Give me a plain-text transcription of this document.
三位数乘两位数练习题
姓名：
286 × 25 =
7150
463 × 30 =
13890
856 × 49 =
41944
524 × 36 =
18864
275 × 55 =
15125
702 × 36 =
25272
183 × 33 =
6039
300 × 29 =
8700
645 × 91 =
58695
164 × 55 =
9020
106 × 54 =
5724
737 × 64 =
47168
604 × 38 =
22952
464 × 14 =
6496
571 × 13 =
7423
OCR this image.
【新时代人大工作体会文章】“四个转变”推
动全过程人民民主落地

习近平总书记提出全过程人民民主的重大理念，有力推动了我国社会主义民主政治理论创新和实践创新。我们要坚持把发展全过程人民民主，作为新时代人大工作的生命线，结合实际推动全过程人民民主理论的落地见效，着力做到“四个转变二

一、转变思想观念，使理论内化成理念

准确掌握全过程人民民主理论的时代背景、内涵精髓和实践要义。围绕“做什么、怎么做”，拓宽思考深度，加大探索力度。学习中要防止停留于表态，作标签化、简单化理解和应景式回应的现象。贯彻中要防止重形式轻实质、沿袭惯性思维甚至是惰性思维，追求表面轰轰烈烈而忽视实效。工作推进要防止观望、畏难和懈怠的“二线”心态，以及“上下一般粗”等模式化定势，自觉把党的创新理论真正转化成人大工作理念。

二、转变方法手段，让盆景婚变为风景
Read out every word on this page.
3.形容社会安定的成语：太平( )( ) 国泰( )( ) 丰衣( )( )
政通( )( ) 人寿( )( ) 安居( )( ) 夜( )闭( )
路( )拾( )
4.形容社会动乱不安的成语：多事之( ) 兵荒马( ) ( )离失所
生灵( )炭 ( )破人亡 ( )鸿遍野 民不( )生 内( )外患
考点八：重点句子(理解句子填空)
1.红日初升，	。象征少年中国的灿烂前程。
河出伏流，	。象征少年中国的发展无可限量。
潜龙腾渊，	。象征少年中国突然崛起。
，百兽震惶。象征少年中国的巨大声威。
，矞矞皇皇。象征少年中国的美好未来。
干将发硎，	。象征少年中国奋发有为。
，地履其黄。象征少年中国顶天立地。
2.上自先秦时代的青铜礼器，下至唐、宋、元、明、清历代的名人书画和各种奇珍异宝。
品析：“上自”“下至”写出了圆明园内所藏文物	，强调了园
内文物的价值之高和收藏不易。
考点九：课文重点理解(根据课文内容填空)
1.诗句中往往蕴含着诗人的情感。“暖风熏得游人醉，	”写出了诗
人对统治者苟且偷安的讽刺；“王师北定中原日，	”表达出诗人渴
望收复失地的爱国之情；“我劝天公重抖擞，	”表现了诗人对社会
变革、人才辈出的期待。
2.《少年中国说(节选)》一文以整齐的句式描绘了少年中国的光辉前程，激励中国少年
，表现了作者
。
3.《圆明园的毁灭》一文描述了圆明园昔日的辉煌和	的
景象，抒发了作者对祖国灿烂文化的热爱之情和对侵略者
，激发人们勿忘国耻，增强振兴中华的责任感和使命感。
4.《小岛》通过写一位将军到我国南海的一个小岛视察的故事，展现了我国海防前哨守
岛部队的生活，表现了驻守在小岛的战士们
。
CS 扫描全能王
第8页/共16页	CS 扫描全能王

=== Exercise description ===
Would you give the material above again, complete and exact?

=== The solution ===
Give me a plain-text transcription of this document.
三位数乘两位数练习题
姓名：
286 × 25 =
7150
463 × 30 =
13890
856 × 49 =
41944
524 × 36 =
18864
275 × 55 =
15125
702 × 36 =
25272
183 × 33 =
6039
300 × 29 =
8700
645 × 91 =
58695
164 × 55 =
9020
106 × 54 =
5724
737 × 64 =
47168
604 × 38 =
22952
464 × 14 =
6496
571 × 13 =
7423
OCR this image.
【新时代人大工作体会文章】“四个转变”推
动全过程人民民主落地

习近平总书记提出全过程人民民主的重大理念，有力推动了我国社会主义民主政治理论创新和实践创新。我们要坚持把发展全过程人民民主，作为新时代人大工作的生命线，结合实际推动全过程人民民主理论的落地见效，着力做到“四个转变二

一、转变思想观念，使理论内化成理念

准确掌握全过程人民民主理论的时代背景、内涵精髓和实践要义。围绕“做什么、怎么做”，拓宽思考深度，加大探索力度。学习中要防止停留于表态，作标签化、简单化理解和应景式回应的现象。贯彻中要防止重形式轻实质、沿袭惯性思维甚至是惰性思维，追求表面轰轰烈烈而忽视实效。工作推进要防止观望、畏难和懈怠的“二线”心态，以及“上下一般粗”等模式化定势，自觉把党的创新理论真正转化成人大工作理念。

二、转变方法手段，让盆景婚变为风景
Read out every word on this page.
3.形容社会安定的成语：太平( )( ) 国泰( )( ) 丰衣( )( )
政通( )( ) 人寿( )( ) 安居( )( ) 夜( )闭( )
路( )拾( )
4.形容社会动乱不安的成语：多事之( ) 兵荒马( ) ( )离失所
生灵( )炭 ( )破人亡 ( )鸿遍野 民不( )生 内( )外患
考点八：重点句子(理解句子填空)
1.红日初升，	。象征少年中国的灿烂前程。
河出伏流，	。象征少年中国的发展无可限量。
潜龙腾渊，	。象征少年中国突然崛起。
，百兽震惶。象征少年中国的巨大声威。
，矞矞皇皇。象征少年中国的美好未来。
干将发硎，	。象征少年中国奋发有为。
，地履其黄。象征少年中国顶天立地。
2.上自先秦时代的青铜礼器，下至唐、宋、元、明、清历代的名人书画和各种奇珍异宝。
品析：“上自”“下至”写出了圆明园内所藏文物	，强调了园
内文物的价值之高和收藏不易。
考点九：课文重点理解(根据课文内容填空)
1.诗句中往往蕴含着诗人的情感。“暖风熏得游人醉，	”写出了诗
人对统治者苟且偷安的讽刺；“王师北定中原日，	”表达出诗人渴
望收复失地的爱国之情；“我劝天公重抖擞，	”表现了诗人对社会
变革、人才辈出的期待。
2.《少年中国说(节选)》一文以整齐的句式描绘了少年中国的光辉前程，激励中国少年
，表现了作者
。
3.《圆明园的毁灭》一文描述了圆明园昔日的辉煌和	的
景象，抒发了作者对祖国灿烂文化的热爱之情和对侵略者
，激发人们勿忘国耻，增强振兴中华的责任感和使命感。
4.《小岛》通过写一位将军到我国南海的一个小岛视察的故事，展现了我国海防前哨守
岛部队的生活，表现了驻守在小岛的战士们
。
CS 扫描全能王
第8页/共16页	CS 扫描全能王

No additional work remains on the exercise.